'''
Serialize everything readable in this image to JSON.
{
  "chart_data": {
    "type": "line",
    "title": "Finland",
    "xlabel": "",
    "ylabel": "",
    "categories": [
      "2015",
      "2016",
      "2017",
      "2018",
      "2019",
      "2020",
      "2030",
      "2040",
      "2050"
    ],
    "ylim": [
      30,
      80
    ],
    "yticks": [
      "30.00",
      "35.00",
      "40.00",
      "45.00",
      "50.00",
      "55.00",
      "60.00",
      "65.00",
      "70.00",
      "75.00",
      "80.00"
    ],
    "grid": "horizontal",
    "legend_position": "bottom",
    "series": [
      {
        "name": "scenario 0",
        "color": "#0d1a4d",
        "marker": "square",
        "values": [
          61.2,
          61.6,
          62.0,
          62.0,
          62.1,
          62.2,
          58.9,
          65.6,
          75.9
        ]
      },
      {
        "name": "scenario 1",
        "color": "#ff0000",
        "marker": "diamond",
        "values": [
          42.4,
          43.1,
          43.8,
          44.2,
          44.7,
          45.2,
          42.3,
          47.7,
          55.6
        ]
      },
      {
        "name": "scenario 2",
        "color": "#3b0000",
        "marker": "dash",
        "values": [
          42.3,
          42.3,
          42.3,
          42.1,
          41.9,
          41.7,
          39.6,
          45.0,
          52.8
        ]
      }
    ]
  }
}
'''
▶ _EXERCISE AIM_
Lines holding the word "marker" should be counted across the entries; state only how many there are.

▶ _COMPLETED TASK_
3